**Richiesta data 1**
Riporta parola per parola l'intero brano sulla Lazio.

**Estratto del documento**
·····

“La Lazio è un pianeta per miscredenti”. “Resta che per la prima e ultima volta nella storia di questo sport assai cambiato, una squadra si divideva ogni giorno, duplicava i suoi riti, li contrapponeva, per poi riunisse la domenica sotto un colore solo, misteriosamente unita, una, e in modo magico”.
“Credo de poté fissà dopo quel derby il momento in cui le pistole s’allargarono e iniziarono a divorasse il resto”.

·····

**Dati del compito**
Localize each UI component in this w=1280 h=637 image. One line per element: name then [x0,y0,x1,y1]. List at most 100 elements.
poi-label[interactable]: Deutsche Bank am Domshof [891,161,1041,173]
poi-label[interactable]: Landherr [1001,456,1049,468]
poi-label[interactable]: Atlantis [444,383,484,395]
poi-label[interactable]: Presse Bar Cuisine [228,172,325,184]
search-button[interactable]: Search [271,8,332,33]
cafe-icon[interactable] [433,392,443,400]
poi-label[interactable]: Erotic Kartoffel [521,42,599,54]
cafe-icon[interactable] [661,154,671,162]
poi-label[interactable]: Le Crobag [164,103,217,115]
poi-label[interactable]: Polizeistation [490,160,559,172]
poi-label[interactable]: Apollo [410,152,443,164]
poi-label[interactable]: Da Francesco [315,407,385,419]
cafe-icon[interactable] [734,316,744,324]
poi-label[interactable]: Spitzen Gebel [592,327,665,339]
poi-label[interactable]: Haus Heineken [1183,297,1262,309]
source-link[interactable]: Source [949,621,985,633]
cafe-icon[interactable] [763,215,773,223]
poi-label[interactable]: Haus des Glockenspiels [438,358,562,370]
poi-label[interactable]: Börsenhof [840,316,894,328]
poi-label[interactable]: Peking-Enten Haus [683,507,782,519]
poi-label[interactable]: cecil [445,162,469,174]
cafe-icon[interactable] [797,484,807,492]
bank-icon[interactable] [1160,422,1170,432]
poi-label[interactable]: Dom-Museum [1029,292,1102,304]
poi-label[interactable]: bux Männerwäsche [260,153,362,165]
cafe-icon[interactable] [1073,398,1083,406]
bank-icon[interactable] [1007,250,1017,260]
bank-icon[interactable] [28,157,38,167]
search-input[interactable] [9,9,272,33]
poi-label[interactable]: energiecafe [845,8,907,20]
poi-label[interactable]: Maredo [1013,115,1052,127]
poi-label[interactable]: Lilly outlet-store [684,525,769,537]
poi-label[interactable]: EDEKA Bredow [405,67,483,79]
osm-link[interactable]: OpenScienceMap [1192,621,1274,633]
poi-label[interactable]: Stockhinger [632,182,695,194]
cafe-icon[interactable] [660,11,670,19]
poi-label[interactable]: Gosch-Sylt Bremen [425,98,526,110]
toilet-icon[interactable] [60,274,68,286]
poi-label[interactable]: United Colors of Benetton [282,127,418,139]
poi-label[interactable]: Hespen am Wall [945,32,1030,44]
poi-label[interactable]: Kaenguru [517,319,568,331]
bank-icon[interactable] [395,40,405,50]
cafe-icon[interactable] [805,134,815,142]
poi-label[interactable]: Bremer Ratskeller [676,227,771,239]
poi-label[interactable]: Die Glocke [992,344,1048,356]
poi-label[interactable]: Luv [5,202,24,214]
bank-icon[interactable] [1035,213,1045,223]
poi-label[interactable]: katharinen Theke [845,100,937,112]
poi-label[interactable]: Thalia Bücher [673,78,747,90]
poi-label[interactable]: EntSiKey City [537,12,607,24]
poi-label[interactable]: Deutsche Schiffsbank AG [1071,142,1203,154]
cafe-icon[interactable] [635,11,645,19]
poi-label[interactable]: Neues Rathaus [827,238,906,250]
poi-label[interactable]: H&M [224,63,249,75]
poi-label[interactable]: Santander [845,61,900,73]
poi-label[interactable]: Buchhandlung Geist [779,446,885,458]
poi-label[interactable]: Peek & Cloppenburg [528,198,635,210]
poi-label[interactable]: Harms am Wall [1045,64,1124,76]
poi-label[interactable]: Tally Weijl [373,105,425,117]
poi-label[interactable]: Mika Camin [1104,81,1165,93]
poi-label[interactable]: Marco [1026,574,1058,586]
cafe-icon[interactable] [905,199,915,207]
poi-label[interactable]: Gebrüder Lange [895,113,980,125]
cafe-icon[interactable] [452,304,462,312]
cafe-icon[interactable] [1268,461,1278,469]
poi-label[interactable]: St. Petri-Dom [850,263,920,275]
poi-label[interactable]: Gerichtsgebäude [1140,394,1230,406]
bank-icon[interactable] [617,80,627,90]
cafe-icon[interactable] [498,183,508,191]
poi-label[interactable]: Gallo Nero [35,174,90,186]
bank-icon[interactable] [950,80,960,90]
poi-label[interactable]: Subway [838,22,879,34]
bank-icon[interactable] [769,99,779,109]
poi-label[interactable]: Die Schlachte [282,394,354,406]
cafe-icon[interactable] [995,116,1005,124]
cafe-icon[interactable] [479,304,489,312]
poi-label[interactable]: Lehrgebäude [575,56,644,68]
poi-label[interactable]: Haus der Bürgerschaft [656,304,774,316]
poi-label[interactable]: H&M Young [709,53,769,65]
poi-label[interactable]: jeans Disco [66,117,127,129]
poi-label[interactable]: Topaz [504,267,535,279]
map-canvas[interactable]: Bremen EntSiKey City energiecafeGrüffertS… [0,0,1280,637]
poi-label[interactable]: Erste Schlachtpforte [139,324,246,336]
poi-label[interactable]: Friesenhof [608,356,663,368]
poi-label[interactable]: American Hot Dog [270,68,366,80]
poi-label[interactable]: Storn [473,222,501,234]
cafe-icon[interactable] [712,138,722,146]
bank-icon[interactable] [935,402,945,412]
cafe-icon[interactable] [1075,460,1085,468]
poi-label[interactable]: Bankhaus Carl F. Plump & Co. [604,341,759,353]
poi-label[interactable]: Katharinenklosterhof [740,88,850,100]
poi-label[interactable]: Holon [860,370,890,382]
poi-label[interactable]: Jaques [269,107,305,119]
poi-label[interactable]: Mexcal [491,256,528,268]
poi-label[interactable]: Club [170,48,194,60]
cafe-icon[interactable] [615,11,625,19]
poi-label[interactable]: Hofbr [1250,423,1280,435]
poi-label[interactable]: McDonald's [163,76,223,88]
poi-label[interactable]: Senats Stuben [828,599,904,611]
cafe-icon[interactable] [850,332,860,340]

·····

**Richiesta data 2**
Riscrivi come lista numerata le righe dell'elenco dall'inizio fino alla riga con "poi-label[interactable]: Haus des", inclusa. Ometti le righe vuote.

**Risposta scritta 1**
“La Lazio è un pianeta per miscredenti”. “Resta che per la prima e ultima volta nella storia di questo sport assai cambiato, una squadra si divideva ogni giorno, duplicava i suoi riti, li contrapponeva, per poi riunisse la domenica sotto un colore solo, misteriosamente unita, una, e in modo magico”.
“Credo de poté fissà dopo quel derby il momento in cui le pistole s’allargarono e iniziarono a divorasse il resto”.

**Risposta scritta 2**
1. Localize each UI component in this w=1280 h=637 image. One line per element: name then [x0,y0,x1,y1]. List at most 100 elements.
2. poi-label[interactable]: Deutsche Bank am Domshof [891,161,1041,173]
3. poi-label[interactable]: Landherr [1001,456,1049,468]
4. poi-label[interactable]: Atlantis [444,383,484,395]
5. poi-label[interactable]: Presse Bar Cuisine [228,172,325,184]
6. search-button[interactable]: Search [271,8,332,33]
7. cafe-icon[interactable] [433,392,443,400]
8. poi-label[interactable]: Erotic Kartoffel [521,42,599,54]
9. cafe-icon[interactable] [661,154,671,162]
10. poi-label[interactable]: Le Crobag [164,103,217,115]
11. poi-label[interactable]: Polizeistation [490,160,559,172]
12. poi-label[interactable]: Apollo [410,152,443,164]
13. poi-label[interactable]: Da Francesco [315,407,385,419]
14. cafe-icon[interactable] [734,316,744,324]
15. poi-label[interactable]: Spitzen Gebel [592,327,665,339]
16. poi-label[interactable]: Haus Heineken [1183,297,1262,309]
17. source-link[interactable]: Source [949,621,985,633]
18. cafe-icon[interactable] [763,215,773,223]
19. poi-label[interactable]: Haus des Glockenspiels [438,358,562,370]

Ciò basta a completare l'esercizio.